(Task goal)
Output the entries verbatim, including every line.

================================

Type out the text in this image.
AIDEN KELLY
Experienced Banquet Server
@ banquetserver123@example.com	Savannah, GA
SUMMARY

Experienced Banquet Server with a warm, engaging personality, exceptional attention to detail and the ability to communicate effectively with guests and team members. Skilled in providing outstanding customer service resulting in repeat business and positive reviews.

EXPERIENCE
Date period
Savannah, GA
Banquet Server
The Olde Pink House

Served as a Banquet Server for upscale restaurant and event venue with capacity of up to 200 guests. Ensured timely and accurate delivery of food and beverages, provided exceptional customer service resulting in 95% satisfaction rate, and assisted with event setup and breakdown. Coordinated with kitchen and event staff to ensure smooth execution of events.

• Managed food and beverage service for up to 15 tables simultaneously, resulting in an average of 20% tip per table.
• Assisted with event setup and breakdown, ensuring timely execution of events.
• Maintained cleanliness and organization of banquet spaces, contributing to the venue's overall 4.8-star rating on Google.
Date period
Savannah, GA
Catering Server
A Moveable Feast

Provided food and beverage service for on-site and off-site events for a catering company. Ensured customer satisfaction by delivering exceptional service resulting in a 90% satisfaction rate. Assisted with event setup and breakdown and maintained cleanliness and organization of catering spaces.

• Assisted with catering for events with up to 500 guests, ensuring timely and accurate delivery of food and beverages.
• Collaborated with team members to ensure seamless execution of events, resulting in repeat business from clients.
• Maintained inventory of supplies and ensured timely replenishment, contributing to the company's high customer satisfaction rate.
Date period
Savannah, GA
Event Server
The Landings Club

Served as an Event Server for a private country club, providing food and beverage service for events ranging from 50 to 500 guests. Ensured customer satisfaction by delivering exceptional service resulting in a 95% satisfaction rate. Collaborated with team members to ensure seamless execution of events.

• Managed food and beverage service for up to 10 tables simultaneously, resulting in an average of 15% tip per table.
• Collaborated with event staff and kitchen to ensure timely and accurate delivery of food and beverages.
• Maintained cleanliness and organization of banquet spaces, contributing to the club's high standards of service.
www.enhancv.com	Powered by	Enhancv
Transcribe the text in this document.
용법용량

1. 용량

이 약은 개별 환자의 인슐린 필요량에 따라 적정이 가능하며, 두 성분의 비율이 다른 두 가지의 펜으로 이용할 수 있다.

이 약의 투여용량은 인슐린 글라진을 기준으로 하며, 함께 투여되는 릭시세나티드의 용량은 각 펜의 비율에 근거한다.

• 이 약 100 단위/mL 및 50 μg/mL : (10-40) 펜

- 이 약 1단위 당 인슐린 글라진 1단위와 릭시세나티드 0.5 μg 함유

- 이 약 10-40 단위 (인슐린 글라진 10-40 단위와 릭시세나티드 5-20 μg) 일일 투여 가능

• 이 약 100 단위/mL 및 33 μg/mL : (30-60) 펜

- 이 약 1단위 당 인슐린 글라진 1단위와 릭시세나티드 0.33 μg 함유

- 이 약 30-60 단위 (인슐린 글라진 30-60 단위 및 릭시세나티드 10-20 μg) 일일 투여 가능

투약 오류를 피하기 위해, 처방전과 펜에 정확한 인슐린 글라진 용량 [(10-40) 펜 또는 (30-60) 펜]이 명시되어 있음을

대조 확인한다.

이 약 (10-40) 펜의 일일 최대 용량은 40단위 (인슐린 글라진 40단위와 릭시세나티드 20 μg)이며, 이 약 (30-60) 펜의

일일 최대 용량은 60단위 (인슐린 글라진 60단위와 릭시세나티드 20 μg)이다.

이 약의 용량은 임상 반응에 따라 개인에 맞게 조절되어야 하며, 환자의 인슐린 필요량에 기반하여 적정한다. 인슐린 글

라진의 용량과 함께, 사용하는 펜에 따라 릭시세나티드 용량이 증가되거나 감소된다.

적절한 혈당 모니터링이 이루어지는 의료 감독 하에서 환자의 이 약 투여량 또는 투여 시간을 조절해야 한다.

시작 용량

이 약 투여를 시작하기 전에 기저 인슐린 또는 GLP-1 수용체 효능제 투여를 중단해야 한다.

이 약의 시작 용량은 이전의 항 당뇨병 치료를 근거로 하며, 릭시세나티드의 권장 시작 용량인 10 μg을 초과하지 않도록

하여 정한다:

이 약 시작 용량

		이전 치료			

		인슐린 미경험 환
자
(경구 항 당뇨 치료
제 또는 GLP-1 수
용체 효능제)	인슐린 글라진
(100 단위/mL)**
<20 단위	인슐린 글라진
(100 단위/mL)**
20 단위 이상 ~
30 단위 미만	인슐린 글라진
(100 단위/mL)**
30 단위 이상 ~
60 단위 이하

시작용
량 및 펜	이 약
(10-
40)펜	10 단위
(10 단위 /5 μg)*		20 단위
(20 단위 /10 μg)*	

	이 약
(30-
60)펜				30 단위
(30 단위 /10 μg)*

================================

(Solved problem)
Type out the text in this image.
AIDEN KELLY
Experienced Banquet Server
@ banquetserver123@example.com	Savannah, GA
SUMMARY

Experienced Banquet Server with a warm, engaging personality, exceptional attention to detail and the ability to communicate effectively with guests and team members. Skilled in providing outstanding customer service resulting in repeat business and positive reviews.

EXPERIENCE
Date period
Savannah, GA
Banquet Server
The Olde Pink House

Served as a Banquet Server for upscale restaurant and event venue with capacity of up to 200 guests. Ensured timely and accurate delivery of food and beverages, provided exceptional customer service resulting in 95% satisfaction rate, and assisted with event setup and breakdown. Coordinated with kitchen and event staff to ensure smooth execution of events.

• Managed food and beverage service for up to 15 tables simultaneously, resulting in an average of 20% tip per table.
• Assisted with event setup and breakdown, ensuring timely execution of events.
• Maintained cleanliness and organization of banquet spaces, contributing to the venue's overall 4.8-star rating on Google.
Date period
Savannah, GA
Catering Server
A Moveable Feast

Provided food and beverage service for on-site and off-site events for a catering company. Ensured customer satisfaction by delivering exceptional service resulting in a 90% satisfaction rate. Assisted with event setup and breakdown and maintained cleanliness and organization of catering spaces.

• Assisted with catering for events with up to 500 guests, ensuring timely and accurate delivery of food and beverages.
• Collaborated with team members to ensure seamless execution of events, resulting in repeat business from clients.
• Maintained inventory of supplies and ensured timely replenishment, contributing to the company's high customer satisfaction rate.
Date period
Savannah, GA
Event Server
The Landings Club

Served as an Event Server for a private country club, providing food and beverage service for events ranging from 50 to 500 guests. Ensured customer satisfaction by delivering exceptional service resulting in a 95% satisfaction rate. Collaborated with team members to ensure seamless execution of events.

• Managed food and beverage service for up to 10 tables simultaneously, resulting in an average of 15% tip per table.
• Collaborated with event staff and kitchen to ensure timely and accurate delivery of food and beverages.
• Maintained cleanliness and organization of banquet spaces, contributing to the club's high standards of service.
www.enhancv.com	Powered by	Enhancv
Transcribe the text in this document.
용법용량

1. 용량

이 약은 개별 환자의 인슐린 필요량에 따라 적정이 가능하며, 두 성분의 비율이 다른 두 가지의 펜으로 이용할 수 있다.

이 약의 투여용량은 인슐린 글라진을 기준으로 하며, 함께 투여되는 릭시세나티드의 용량은 각 펜의 비율에 근거한다.

• 이 약 100 단위/mL 및 50 μg/mL : (10-40) 펜

- 이 약 1단위 당 인슐린 글라진 1단위와 릭시세나티드 0.5 μg 함유

- 이 약 10-40 단위 (인슐린 글라진 10-40 단위와 릭시세나티드 5-20 μg) 일일 투여 가능

• 이 약 100 단위/mL 및 33 μg/mL : (30-60) 펜

- 이 약 1단위 당 인슐린 글라진 1단위와 릭시세나티드 0.33 μg 함유

- 이 약 30-60 단위 (인슐린 글라진 30-60 단위 및 릭시세나티드 10-20 μg) 일일 투여 가능

투약 오류를 피하기 위해, 처방전과 펜에 정확한 인슐린 글라진 용량 [(10-40) 펜 또는 (30-60) 펜]이 명시되어 있음을

대조 확인한다.

이 약 (10-40) 펜의 일일 최대 용량은 40단위 (인슐린 글라진 40단위와 릭시세나티드 20 μg)이며, 이 약 (30-60) 펜의

일일 최대 용량은 60단위 (인슐린 글라진 60단위와 릭시세나티드 20 μg)이다.

이 약의 용량은 임상 반응에 따라 개인에 맞게 조절되어야 하며, 환자의 인슐린 필요량에 기반하여 적정한다. 인슐린 글

라진의 용량과 함께, 사용하는 펜에 따라 릭시세나티드 용량이 증가되거나 감소된다.

적절한 혈당 모니터링이 이루어지는 의료 감독 하에서 환자의 이 약 투여량 또는 투여 시간을 조절해야 한다.

시작 용량

이 약 투여를 시작하기 전에 기저 인슐린 또는 GLP-1 수용체 효능제 투여를 중단해야 한다.

이 약의 시작 용량은 이전의 항 당뇨병 치료를 근거로 하며, 릭시세나티드의 권장 시작 용량인 10 μg을 초과하지 않도록

하여 정한다:

이 약 시작 용량

		이전 치료			

		인슐린 미경험 환
자
(경구 항 당뇨 치료
제 또는 GLP-1 수
용체 효능제)	인슐린 글라진
(100 단위/mL)**
<20 단위	인슐린 글라진
(100 단위/mL)**
20 단위 이상 ~
30 단위 미만	인슐린 글라진
(100 단위/mL)**
30 단위 이상 ~
60 단위 이하

시작용
량 및 펜	이 약
(10-
40)펜	10 단위
(10 단위 /5 μg)*		20 단위
(20 단위 /10 μg)*	

	이 약
(30-
60)펜				30 단위
(30 단위 /10 μg)*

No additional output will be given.